→ Listed records
▼
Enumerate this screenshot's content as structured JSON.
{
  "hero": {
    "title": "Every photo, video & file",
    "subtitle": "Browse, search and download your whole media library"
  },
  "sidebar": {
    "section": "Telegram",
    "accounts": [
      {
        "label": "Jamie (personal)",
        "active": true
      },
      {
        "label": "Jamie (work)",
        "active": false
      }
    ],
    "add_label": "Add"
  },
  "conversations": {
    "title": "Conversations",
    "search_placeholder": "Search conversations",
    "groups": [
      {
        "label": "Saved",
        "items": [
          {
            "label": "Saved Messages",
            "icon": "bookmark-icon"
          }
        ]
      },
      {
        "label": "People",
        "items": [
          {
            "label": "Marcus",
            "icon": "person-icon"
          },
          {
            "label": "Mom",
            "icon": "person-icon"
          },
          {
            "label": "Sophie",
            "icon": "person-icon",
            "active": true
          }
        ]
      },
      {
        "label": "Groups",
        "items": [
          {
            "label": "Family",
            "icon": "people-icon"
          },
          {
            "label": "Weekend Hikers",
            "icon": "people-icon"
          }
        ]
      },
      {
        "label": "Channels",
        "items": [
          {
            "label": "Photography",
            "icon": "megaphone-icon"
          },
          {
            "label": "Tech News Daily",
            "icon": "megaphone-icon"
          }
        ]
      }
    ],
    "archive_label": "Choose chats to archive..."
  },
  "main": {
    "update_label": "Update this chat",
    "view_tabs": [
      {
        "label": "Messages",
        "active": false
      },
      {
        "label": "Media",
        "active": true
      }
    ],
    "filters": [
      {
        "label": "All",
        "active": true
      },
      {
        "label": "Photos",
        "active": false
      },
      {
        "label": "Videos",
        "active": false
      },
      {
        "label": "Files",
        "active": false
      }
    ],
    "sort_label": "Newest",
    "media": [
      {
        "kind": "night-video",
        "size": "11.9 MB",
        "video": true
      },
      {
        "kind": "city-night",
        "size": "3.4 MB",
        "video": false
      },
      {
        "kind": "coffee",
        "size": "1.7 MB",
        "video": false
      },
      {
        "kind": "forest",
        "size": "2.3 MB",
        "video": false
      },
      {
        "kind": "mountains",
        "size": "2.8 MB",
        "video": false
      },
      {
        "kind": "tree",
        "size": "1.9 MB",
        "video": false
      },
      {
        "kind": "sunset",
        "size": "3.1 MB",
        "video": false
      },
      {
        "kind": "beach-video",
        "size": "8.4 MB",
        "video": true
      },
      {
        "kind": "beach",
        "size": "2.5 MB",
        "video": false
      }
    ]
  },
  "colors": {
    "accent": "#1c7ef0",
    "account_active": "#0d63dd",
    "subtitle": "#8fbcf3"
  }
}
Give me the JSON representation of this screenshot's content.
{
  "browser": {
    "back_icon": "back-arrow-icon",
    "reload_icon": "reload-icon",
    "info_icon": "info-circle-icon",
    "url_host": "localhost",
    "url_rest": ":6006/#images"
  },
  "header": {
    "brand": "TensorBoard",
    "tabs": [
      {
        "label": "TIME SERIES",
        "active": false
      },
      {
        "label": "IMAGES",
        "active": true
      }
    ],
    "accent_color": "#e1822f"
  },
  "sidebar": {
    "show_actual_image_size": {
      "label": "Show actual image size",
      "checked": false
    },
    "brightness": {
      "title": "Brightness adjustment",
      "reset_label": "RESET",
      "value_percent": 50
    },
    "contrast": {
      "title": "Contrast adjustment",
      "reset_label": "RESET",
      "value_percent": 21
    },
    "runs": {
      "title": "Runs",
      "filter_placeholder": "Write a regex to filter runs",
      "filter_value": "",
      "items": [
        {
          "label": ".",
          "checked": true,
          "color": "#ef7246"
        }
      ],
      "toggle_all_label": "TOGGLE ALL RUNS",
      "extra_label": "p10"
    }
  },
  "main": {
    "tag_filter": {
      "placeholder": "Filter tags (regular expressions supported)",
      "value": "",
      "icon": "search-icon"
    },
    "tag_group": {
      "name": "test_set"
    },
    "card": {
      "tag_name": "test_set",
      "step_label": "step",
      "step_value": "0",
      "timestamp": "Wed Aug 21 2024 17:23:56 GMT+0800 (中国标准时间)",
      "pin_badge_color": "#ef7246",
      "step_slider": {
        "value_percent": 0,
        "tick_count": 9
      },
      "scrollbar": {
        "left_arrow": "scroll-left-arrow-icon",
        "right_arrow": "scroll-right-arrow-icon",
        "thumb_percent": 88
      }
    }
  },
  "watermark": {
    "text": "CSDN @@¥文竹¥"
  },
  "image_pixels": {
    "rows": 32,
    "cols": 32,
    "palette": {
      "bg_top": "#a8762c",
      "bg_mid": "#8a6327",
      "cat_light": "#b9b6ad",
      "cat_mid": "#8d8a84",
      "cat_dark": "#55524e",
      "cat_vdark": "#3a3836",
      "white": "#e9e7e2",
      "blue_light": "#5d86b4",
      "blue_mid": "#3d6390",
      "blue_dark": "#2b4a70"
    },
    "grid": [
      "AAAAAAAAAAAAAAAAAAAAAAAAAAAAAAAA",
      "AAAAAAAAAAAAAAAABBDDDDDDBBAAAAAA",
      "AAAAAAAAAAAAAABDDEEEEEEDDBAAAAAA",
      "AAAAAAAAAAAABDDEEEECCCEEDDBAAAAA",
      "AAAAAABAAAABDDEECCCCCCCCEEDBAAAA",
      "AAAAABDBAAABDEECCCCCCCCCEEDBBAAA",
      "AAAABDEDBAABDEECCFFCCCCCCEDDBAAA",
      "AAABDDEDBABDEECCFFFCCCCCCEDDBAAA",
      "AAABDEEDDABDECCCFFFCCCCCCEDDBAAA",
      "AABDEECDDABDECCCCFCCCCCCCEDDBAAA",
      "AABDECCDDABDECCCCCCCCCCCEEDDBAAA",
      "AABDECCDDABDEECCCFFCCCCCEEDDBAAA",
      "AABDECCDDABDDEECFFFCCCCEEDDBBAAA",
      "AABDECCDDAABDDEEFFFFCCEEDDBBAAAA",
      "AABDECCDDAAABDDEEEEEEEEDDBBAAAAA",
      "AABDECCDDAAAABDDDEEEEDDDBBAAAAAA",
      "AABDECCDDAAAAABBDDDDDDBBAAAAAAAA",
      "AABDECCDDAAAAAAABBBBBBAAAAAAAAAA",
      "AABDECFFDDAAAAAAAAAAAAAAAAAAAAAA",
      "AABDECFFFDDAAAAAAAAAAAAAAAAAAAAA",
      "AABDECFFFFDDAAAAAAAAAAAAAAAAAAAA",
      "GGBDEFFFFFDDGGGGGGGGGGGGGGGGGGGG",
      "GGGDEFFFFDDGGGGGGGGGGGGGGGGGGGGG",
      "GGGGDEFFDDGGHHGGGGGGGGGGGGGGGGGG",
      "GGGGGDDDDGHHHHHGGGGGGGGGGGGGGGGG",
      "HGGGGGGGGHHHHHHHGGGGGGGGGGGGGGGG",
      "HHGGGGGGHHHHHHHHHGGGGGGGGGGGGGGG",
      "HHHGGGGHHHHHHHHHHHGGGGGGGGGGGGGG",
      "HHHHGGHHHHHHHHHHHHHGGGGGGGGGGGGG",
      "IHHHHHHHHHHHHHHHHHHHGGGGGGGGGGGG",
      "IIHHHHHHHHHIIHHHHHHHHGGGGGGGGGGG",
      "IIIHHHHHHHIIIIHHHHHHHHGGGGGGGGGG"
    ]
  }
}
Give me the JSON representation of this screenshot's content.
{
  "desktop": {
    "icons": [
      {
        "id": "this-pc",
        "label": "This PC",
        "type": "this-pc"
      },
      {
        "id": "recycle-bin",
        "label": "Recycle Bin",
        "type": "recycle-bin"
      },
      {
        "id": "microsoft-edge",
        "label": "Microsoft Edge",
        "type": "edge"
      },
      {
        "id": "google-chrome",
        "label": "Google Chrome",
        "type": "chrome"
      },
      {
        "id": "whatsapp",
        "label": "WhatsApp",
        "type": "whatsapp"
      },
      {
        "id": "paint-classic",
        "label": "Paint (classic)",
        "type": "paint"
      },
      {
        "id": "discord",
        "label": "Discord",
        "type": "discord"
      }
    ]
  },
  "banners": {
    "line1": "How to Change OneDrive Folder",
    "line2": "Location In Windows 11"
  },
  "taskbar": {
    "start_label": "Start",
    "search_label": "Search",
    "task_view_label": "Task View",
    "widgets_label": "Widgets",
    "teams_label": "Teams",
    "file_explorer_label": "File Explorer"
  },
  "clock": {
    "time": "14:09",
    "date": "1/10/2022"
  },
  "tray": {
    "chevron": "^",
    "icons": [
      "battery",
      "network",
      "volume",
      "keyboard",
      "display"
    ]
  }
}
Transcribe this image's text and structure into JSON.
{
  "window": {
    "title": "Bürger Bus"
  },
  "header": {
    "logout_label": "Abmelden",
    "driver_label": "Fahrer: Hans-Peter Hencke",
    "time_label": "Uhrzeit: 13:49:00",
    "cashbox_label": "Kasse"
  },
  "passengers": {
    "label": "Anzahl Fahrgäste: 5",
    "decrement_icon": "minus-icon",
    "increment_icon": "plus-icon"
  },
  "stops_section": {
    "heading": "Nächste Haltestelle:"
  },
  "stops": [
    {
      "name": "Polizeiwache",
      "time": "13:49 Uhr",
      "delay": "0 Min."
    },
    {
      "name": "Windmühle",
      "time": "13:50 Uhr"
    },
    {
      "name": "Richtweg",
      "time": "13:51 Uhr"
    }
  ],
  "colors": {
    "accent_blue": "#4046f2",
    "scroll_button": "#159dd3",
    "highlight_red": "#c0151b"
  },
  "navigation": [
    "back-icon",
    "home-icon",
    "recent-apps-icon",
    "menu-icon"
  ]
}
▲
→ Problem
Print the line containing "Transcribe this image's" and every line after it to the end of the records above, exactly as written, and nothing else.

→ Task answer
Transcribe this image's text and structure into JSON.
{
  "window": {
    "title": "Bürger Bus"
  },
  "header": {
    "logout_label": "Abmelden",
    "driver_label": "Fahrer: Hans-Peter Hencke",
    "time_label": "Uhrzeit: 13:49:00",
    "cashbox_label": "Kasse"
  },
  "passengers": {
    "label": "Anzahl Fahrgäste: 5",
    "decrement_icon": "minus-icon",
    "increment_icon": "plus-icon"
  },
  "stops_section": {
    "heading": "Nächste Haltestelle:"
  },
  "stops": [
    {
      "name": "Polizeiwache",
      "time": "13:49 Uhr",
      "delay": "0 Min."
    },
    {
      "name": "Windmühle",
      "time": "13:50 Uhr"
    },
    {
      "name": "Richtweg",
      "time": "13:51 Uhr"
    }
  ],
  "colors": {
    "accent_blue": "#4046f2",
    "scroll_button": "#159dd3",
    "highlight_red": "#c0151b"
  },
  "navigation": [
    "back-icon",
    "home-icon",
    "recent-apps-icon",
    "menu-icon"
  ]
}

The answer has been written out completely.